## Page excerpt:
====================
Using template mixin, with or without mixin ?

Meta via Digitalmars-d-learn digitalmars-d-learn at puremagic.com
Sat Apr 8 14:59:08 PDT 2017


On Saturday, 8 April 2017 at 09:47:07 UTC, biocyberman wrote:
> On Friday, 7 April 2017 at 23:53:12 UTC, Ali Çehreli wrote:
>>
>> The difference is that you can't use funcgen as a regular 
>> template:
>>
>>     funcgen!(void, void);
>>
>> Error: template instance funcgen!(void, void) mixin templates 
>> are not regular templates
>>
>> I think it's good practice to use 'mixin template' if it's 
>> intended to be so.
>>
>> Ali
>
> Thanks for a very concise answer.

In addition to Ali's answer, mixin templates do their symbol 
looking at the instantiation site, while regular templates do it 
at the declaration site. Example:

enum a = 0;

template test1()
====================
## Material provided:
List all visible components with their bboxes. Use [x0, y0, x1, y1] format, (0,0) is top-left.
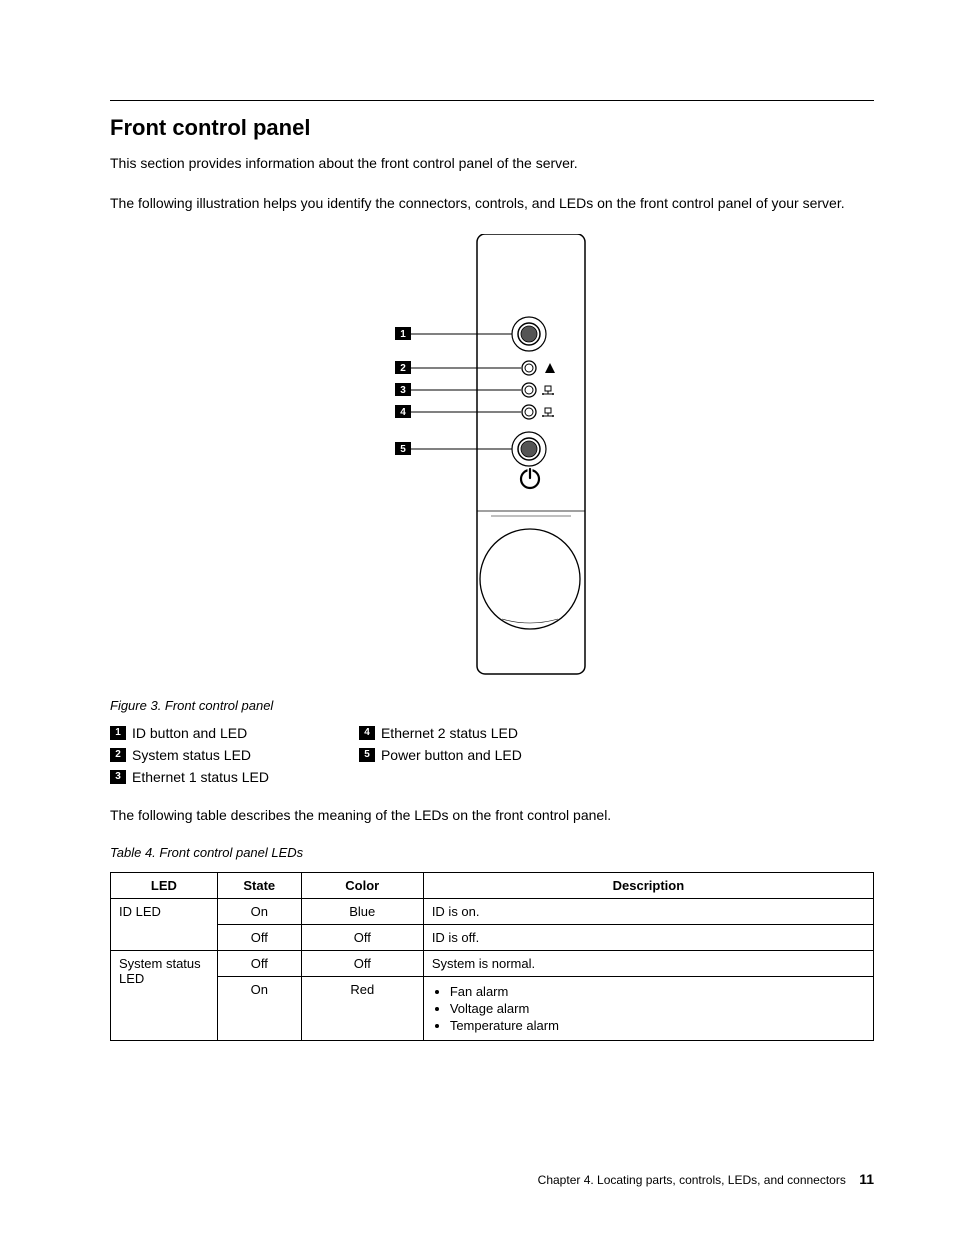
====================
## What the task requires:
Reproduce the mailing-list post about template mixins, shown above, word for word and in full.

## Exercise response:
Using template mixin, with or without mixin ?

Meta via Digitalmars-d-learn digitalmars-d-learn at puremagic.com
Sat Apr 8 14:59:08 PDT 2017


On Saturday, 8 April 2017 at 09:47:07 UTC, biocyberman wrote:
> On Friday, 7 April 2017 at 23:53:12 UTC, Ali Çehreli wrote:
>>
>> The difference is that you can't use funcgen as a regular 
>> template:
>>
>>     funcgen!(void, void);
>>
>> Error: template instance funcgen!(void, void) mixin templates 
>> are not regular templates
>>
>> I think it's good practice to use 'mixin template' if it's 
>> intended to be so.
>>
>> Ali
>
> Thanks for a very concise answer.

In addition to Ali's answer, mixin templates do their symbol 
looking at the instantiation site, while regular templates do it 
at the declaration site. Example:

enum a = 0;

template test1()